--- Short exercise ---
In the entries that follow, find the word "более" and report each line it is on.

--- Entries supplied ---

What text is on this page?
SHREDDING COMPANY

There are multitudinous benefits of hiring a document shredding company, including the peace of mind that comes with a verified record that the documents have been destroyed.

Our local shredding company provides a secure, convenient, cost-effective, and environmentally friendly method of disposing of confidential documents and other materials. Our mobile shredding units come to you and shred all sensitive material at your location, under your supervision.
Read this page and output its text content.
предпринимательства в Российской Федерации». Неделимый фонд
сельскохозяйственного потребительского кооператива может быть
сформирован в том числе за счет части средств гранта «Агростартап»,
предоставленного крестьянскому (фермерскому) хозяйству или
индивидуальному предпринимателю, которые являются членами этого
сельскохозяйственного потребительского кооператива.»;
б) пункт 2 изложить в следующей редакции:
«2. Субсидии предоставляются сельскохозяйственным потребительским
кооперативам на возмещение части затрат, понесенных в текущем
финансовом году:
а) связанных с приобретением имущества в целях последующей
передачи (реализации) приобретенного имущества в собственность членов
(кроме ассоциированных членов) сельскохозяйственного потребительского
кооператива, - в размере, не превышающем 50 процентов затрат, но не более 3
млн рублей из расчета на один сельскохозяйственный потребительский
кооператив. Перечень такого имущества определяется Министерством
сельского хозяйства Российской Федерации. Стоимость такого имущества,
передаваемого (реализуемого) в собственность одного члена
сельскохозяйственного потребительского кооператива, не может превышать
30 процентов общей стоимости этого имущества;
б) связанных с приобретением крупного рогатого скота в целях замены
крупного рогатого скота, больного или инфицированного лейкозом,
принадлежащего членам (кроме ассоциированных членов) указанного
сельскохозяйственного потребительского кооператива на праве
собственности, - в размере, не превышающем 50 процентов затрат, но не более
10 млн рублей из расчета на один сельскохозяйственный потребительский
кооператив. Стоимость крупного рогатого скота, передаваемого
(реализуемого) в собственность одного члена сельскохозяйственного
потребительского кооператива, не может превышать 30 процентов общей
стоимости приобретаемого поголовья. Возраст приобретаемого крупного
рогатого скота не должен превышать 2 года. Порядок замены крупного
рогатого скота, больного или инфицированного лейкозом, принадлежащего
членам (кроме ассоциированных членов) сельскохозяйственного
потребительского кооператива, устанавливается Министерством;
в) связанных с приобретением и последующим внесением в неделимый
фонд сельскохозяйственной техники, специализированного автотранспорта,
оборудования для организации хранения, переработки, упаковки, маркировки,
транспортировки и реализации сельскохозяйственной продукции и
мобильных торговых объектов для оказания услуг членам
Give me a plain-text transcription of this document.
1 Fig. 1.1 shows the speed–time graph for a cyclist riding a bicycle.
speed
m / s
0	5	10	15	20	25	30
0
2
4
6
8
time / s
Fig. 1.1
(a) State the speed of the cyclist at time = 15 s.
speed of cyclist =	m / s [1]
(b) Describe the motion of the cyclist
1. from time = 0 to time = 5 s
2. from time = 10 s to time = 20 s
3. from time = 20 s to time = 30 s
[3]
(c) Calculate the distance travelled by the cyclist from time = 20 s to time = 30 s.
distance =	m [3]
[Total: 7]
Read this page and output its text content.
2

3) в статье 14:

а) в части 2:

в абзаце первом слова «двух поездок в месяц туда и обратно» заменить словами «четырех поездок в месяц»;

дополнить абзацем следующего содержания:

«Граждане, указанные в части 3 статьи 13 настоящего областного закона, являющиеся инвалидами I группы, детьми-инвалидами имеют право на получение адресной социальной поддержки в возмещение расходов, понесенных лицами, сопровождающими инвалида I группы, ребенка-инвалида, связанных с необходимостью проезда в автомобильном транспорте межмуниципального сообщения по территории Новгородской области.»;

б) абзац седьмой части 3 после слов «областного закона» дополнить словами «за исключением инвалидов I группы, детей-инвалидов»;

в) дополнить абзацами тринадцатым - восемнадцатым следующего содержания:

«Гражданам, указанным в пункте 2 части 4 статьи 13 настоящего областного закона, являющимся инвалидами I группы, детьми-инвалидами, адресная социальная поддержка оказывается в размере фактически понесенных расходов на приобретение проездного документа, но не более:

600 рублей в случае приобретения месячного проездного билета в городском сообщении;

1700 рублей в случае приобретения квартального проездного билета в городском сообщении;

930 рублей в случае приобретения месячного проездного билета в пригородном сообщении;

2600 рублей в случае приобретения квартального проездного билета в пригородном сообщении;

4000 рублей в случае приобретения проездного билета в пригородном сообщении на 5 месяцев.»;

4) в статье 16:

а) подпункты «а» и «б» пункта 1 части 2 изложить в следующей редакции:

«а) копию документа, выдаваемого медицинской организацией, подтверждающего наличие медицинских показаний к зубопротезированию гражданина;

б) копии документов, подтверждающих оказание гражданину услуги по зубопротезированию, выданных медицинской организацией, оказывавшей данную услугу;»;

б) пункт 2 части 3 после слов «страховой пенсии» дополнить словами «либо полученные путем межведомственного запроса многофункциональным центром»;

--- Response to this exercise ---
кооператива, - в размере, не превышающем 50 процентов затрат, но не более 3
собственности, - в размере, не превышающем 50 процентов затрат, но не более
«Гражданам, указанным в пункте 2 части 4 статьи 13 настоящего областного закона, являющимся инвалидами I группы, детьми-инвалидами, адресная социальная поддержка оказывается в размере фактически понесенных расходов на приобретение проездного документа, но не более:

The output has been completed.